Work to complete
Only lines holding the string "ဤအသယတ" are wanted; copy each one from the material.

-- Start Data for processing --

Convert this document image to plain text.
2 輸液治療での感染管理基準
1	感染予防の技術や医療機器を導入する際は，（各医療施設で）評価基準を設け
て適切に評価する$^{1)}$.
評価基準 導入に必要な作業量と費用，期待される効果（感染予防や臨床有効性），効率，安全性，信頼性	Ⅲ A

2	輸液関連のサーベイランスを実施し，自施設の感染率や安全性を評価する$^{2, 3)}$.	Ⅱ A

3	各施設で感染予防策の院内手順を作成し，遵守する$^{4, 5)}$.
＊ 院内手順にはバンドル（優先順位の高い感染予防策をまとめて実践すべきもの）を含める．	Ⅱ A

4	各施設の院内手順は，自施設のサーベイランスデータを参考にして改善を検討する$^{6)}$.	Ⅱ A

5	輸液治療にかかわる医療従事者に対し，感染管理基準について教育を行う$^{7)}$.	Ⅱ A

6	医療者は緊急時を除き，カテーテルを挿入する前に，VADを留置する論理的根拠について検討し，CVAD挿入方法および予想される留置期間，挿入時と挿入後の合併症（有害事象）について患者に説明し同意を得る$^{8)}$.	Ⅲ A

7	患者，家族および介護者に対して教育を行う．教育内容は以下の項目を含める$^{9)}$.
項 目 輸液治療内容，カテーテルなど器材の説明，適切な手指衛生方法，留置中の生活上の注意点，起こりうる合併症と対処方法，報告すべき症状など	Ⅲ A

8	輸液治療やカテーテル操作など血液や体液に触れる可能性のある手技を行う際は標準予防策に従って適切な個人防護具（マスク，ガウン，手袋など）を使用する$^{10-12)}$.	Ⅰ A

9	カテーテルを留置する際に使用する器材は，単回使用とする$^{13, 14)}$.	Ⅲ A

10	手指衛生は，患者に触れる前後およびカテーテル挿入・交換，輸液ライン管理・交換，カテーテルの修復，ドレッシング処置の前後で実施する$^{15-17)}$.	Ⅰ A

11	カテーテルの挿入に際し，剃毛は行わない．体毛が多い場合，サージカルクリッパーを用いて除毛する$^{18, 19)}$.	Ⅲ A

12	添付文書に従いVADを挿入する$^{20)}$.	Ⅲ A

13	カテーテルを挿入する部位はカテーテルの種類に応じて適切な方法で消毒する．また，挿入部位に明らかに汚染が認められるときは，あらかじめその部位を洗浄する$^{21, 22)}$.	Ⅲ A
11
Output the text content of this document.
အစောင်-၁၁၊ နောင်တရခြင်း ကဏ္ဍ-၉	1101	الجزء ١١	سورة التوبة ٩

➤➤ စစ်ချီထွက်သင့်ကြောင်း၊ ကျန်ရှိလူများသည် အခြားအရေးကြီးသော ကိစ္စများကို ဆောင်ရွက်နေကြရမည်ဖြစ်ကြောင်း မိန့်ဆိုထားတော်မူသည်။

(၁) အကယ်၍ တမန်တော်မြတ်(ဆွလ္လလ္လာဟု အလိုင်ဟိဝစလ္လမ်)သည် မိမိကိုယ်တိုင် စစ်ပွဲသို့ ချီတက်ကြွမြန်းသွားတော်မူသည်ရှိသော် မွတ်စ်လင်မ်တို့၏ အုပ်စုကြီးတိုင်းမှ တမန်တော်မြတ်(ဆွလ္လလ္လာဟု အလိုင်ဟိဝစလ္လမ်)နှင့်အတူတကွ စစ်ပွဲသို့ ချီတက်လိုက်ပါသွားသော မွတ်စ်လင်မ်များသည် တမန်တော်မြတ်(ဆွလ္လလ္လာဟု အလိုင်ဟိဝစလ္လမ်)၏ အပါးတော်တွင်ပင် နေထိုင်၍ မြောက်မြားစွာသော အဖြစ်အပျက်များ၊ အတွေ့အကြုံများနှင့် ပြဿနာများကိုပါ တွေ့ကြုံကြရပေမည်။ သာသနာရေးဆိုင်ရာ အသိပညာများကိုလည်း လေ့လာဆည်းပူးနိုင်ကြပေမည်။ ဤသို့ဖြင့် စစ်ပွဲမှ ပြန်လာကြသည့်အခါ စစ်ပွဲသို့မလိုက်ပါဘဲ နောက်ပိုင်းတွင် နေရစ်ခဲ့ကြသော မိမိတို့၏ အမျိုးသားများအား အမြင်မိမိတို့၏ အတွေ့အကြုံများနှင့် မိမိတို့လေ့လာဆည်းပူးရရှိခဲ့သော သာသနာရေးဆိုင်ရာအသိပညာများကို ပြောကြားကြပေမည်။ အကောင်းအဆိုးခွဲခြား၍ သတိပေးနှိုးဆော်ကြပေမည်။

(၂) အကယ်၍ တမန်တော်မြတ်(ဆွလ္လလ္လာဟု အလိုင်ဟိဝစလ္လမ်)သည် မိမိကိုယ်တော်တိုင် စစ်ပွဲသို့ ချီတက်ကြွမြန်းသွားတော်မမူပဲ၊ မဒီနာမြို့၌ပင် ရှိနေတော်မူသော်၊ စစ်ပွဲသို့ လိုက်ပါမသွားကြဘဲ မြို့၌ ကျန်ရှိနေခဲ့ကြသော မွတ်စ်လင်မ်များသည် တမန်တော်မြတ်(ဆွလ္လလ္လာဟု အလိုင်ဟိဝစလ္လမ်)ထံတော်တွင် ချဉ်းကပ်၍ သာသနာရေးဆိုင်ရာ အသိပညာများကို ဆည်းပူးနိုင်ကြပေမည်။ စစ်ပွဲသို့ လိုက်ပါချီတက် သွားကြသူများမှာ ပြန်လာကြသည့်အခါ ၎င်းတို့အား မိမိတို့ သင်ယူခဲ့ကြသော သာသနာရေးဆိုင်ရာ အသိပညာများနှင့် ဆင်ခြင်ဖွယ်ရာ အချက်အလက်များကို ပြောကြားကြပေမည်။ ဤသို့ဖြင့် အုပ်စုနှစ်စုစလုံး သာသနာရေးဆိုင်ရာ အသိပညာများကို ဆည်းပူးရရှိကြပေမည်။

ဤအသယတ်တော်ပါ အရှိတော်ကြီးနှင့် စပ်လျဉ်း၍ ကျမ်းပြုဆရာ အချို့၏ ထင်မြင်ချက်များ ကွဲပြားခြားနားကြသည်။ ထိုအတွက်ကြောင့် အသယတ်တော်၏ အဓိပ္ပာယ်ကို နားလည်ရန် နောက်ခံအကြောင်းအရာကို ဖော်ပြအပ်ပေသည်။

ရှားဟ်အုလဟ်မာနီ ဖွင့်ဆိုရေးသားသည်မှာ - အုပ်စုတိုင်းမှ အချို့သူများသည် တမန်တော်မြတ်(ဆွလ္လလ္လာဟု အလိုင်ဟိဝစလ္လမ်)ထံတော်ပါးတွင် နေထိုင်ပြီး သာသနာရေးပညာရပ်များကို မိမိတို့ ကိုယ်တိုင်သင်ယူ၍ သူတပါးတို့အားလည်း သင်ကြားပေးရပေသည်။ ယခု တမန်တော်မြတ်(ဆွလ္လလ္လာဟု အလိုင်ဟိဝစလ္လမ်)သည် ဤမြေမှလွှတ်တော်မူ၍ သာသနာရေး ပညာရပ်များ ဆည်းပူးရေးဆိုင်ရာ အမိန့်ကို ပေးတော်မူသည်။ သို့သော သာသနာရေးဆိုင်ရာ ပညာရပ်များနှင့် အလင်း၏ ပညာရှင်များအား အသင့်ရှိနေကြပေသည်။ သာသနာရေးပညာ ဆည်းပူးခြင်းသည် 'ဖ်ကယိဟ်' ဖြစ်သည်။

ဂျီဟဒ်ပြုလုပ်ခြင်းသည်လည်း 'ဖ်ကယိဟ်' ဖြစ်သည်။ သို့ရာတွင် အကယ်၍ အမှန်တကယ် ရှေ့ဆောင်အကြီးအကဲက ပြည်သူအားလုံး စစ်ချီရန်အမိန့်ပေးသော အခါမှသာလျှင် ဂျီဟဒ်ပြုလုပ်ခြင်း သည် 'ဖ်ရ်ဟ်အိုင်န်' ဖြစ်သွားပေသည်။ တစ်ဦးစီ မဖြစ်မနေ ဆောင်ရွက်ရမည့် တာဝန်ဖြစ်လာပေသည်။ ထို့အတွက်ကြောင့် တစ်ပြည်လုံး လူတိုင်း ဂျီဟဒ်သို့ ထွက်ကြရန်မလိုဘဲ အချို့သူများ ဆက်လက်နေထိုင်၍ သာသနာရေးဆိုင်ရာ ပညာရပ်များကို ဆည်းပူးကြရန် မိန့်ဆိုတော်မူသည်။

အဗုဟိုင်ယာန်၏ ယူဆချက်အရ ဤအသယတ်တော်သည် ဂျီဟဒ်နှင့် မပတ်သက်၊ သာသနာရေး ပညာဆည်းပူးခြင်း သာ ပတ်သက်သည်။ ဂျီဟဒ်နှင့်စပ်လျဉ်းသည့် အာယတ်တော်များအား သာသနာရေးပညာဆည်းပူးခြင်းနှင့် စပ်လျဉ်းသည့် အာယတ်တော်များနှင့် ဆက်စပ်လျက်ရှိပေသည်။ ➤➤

-- End Data for processing --

Written response
ဤအသယတ်တော်ပါ အရှိတော်ကြီးနှင့် စပ်လျဉ်း၍ ကျမ်းပြုဆရာ အချို့၏ ထင်မြင်ချက်များ ကွဲပြားခြားနားကြသည်။ ထိုအတွက်ကြောင့် အသယတ်တော်၏ အဓိပ္ပာယ်ကို နားလည်ရန် နောက်ခံအကြောင်းအရာကို ဖော်ပြအပ်ပေသည်။
အဗုဟိုင်ယာန်၏ ယူဆချက်အရ ဤအသယတ်တော်သည် ဂျီဟဒ်နှင့် မပတ်သက်၊ သာသနာရေး ပညာဆည်းပူးခြင်း သာ ပတ်သက်သည်။ ဂျီဟဒ်နှင့်စပ်လျဉ်းသည့် အာယတ်တော်များအား သာသနာရေးပညာဆည်းပူးခြင်းနှင့် စပ်လျဉ်းသည့် အာယတ်တော်များနှင့် ဆက်စပ်လျက်ရှိပေသည်။ ➤➤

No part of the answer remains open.